■ **Set exercise**:
In every entry below, switch "bounding boxes" to "coordinates" and reproduce the lines with nothing else altered, omitting the pictures.

[start of Given information]

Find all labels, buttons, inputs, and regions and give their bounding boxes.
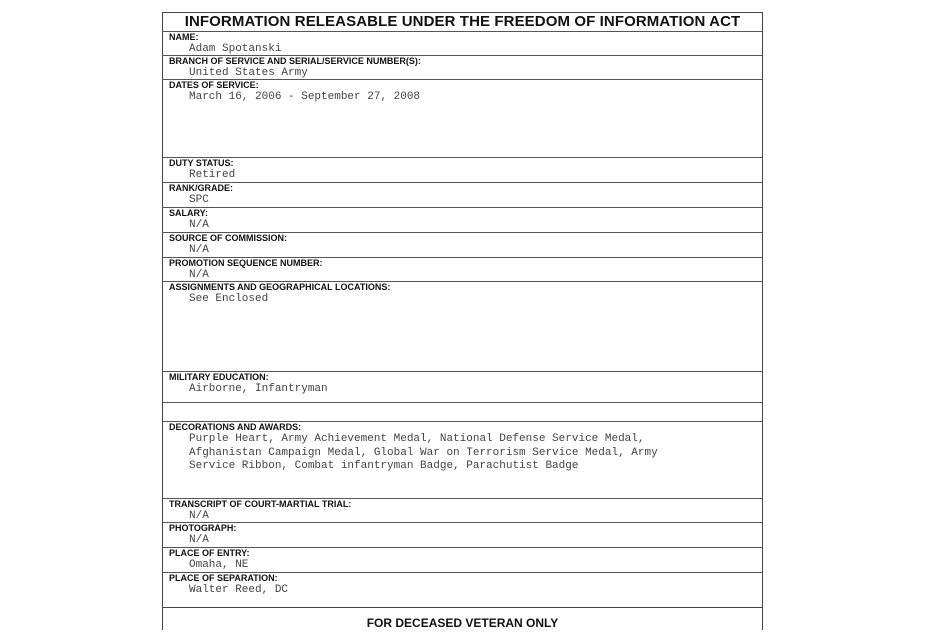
- field-branch: [163, 55, 762, 80]
- field-promotion-sequence: [163, 257, 762, 282]
- field-salary: [163, 207, 762, 233]
- field-label: TRANSCRIPT OF COURT-MARTIAL TRIAL:: [169, 499, 352, 509]
- field-label: PROMOTION SEQUENCE NUMBER:: [169, 258, 323, 268]
- field-rank-grade: [163, 182, 762, 208]
- field-label: BRANCH OF SERVICE AND SERIAL/SERVICE NUMBER(S):: [169, 56, 421, 66]
- field-decorations-awards: [163, 421, 762, 499]
- field-label: RANK/GRADE:: [169, 183, 233, 193]
- field-value: [189, 433, 658, 474]
- field-name: [163, 31, 762, 56]
- field-value: Airborne, Infantryman: [189, 383, 328, 395]
- section-title: FOR DECEASED VETERAN ONLY: [366, 616, 559, 630]
- form-title: INFORMATION RELEASABLE UNDER THE FREEDOM OF INFORMATION ACT: [184, 13, 741, 30]
- field-place-of-entry: [163, 547, 762, 573]
- field-label: PLACE OF SEPARATION:: [169, 573, 278, 583]
- awards-line: Afghanistan Campaign Medal, Global War on Terrorism Service Medal, Army: [189, 446, 658, 459]
- field-place-of-separation: [163, 572, 762, 608]
- field-dates-of-service: [163, 79, 762, 158]
- awards-line: Purple Heart, Army Achievement Medal, National Defense Service Medal,: [189, 433, 645, 445]
- field-label: SOURCE OF COMMISSION:: [169, 233, 288, 243]
- field-military-education: [163, 371, 762, 403]
- field-value: N/A: [189, 534, 209, 546]
- field-assignments: [163, 281, 762, 372]
- field-value: See Enclosed: [189, 293, 269, 305]
- field-source-of-commission: [163, 232, 762, 258]
- field-spacer: [163, 402, 762, 422]
- field-value: N/A: [189, 269, 209, 281]
- field-label: DECORATIONS AND AWARDS:: [169, 422, 302, 432]
- field-court-martial: [163, 498, 762, 523]
- field-label: DUTY STATUS:: [169, 158, 234, 168]
- field-label: PLACE OF ENTRY:: [169, 548, 250, 558]
- field-value: Walter Reed, DC: [189, 584, 289, 596]
- field-value: Omaha, NE: [189, 559, 249, 571]
- field-value: SPC: [189, 194, 209, 206]
- field-label: DATES OF SERVICE:: [169, 80, 259, 90]
- field-value: Retired: [189, 169, 236, 181]
- field-label: ASSIGNMENTS AND GEOGRAPHICAL LOCATIONS:: [169, 282, 391, 292]
- field-value: N/A: [189, 244, 209, 256]
- field-value: N/A: [189, 219, 209, 231]
- field-label: MILITARY EDUCATION:: [169, 372, 269, 382]
- field-photograph: [163, 522, 762, 548]
- field-duty-status: [163, 157, 762, 183]
- foia-form: [162, 12, 763, 630]
- field-value: Adam Spotanski: [189, 43, 282, 55]
- deceased-veteran-section: [163, 607, 762, 632]
- field-label: PHOTOGRAPH:: [169, 523, 237, 533]
- field-value: March 16, 2006 - September 27, 2008: [189, 91, 421, 103]
- awards-line: Service Ribbon, Combat infantryman Badge, Parachutist Badge: [189, 460, 579, 472]
- field-label: SALARY:: [169, 208, 208, 218]
- field-value: N/A: [189, 510, 209, 522]
- field-value: United States Army: [189, 67, 308, 79]
- field-label: NAME:: [169, 32, 199, 42]
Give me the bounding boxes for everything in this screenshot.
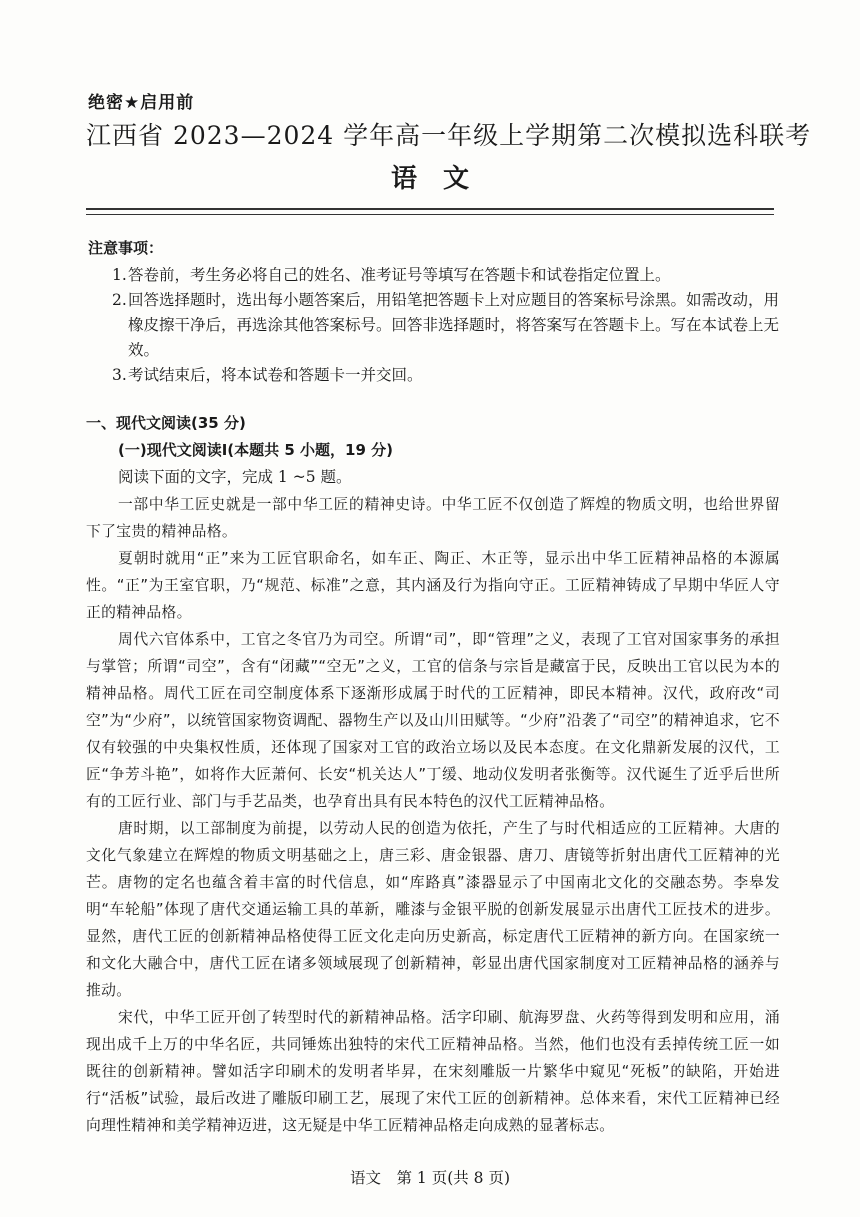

[end of Given information]

■ **Expected answer**:
Find all labels, buttons, inputs, and regions and give their coordinates.
- field-branch: [163, 55, 762, 80]
- field-promotion-sequence: [163, 257, 762, 282]
- field-salary: [163, 207, 762, 233]
- field-label: TRANSCRIPT OF COURT-MARTIAL TRIAL:: [169, 499, 352, 509]
- field-label: PROMOTION SEQUENCE NUMBER:: [169, 258, 323, 268]
- field-rank-grade: [163, 182, 762, 208]
- field-label: BRANCH OF SERVICE AND SERIAL/SERVICE NUMBER(S):: [169, 56, 421, 66]
- field-decorations-awards: [163, 421, 762, 499]
- field-label: RANK/GRADE:: [169, 183, 233, 193]
- field-value: [189, 433, 658, 474]
- field-name: [163, 31, 762, 56]
- field-value: Airborne, Infantryman: [189, 383, 328, 395]
- section-title: FOR DECEASED VETERAN ONLY: [366, 616, 559, 630]
- form-title: INFORMATION RELEASABLE UNDER THE FREEDOM OF INFORMATION ACT: [184, 13, 741, 30]
- field-place-of-entry: [163, 547, 762, 573]
- field-label: PLACE OF SEPARATION:: [169, 573, 278, 583]
- awards-line: Afghanistan Campaign Medal, Global War on Terrorism Service Medal, Army: [189, 446, 658, 459]
- field-place-of-separation: [163, 572, 762, 608]
- field-dates-of-service: [163, 79, 762, 158]
- awards-line: Purple Heart, Army Achievement Medal, National Defense Service Medal,: [189, 433, 645, 445]
- field-label: SOURCE OF COMMISSION:: [169, 233, 288, 243]
- field-military-education: [163, 371, 762, 403]
- field-value: N/A: [189, 534, 209, 546]
- field-assignments: [163, 281, 762, 372]
- field-value: See Enclosed: [189, 293, 269, 305]
- field-source-of-commission: [163, 232, 762, 258]
- field-spacer: [163, 402, 762, 422]
- field-value: N/A: [189, 269, 209, 281]
- field-label: DECORATIONS AND AWARDS:: [169, 422, 302, 432]
- field-court-martial: [163, 498, 762, 523]
- field-label: DUTY STATUS:: [169, 158, 234, 168]
- field-label: PLACE OF ENTRY:: [169, 548, 250, 558]
- field-value: Walter Reed, DC: [189, 584, 289, 596]
- field-value: Omaha, NE: [189, 559, 249, 571]
- field-value: SPC: [189, 194, 209, 206]
- field-label: DATES OF SERVICE:: [169, 80, 259, 90]
- field-value: Retired: [189, 169, 236, 181]
- field-label: ASSIGNMENTS AND GEOGRAPHICAL LOCATIONS:: [169, 282, 391, 292]
- field-value: N/A: [189, 244, 209, 256]
- field-value: N/A: [189, 219, 209, 231]
- field-label: MILITARY EDUCATION:: [169, 372, 269, 382]
- field-photograph: [163, 522, 762, 548]
- field-duty-status: [163, 157, 762, 183]
- foia-form: [162, 12, 763, 630]
- field-value: Adam Spotanski: [189, 43, 282, 55]
- deceased-veteran-section: [163, 607, 762, 632]
- field-label: PHOTOGRAPH:: [169, 523, 237, 533]
- field-value: March 16, 2006 - September 27, 2008: [189, 91, 421, 103]
- awards-line: Service Ribbon, Combat infantryman Badge, Parachutist Badge: [189, 460, 579, 472]
- field-label: SALARY:: [169, 208, 208, 218]
- field-value: N/A: [189, 510, 209, 522]
- field-value: United States Army: [189, 67, 308, 79]
- field-label: NAME:: [169, 32, 199, 42]
Give me the coordinates for everything in this screenshot.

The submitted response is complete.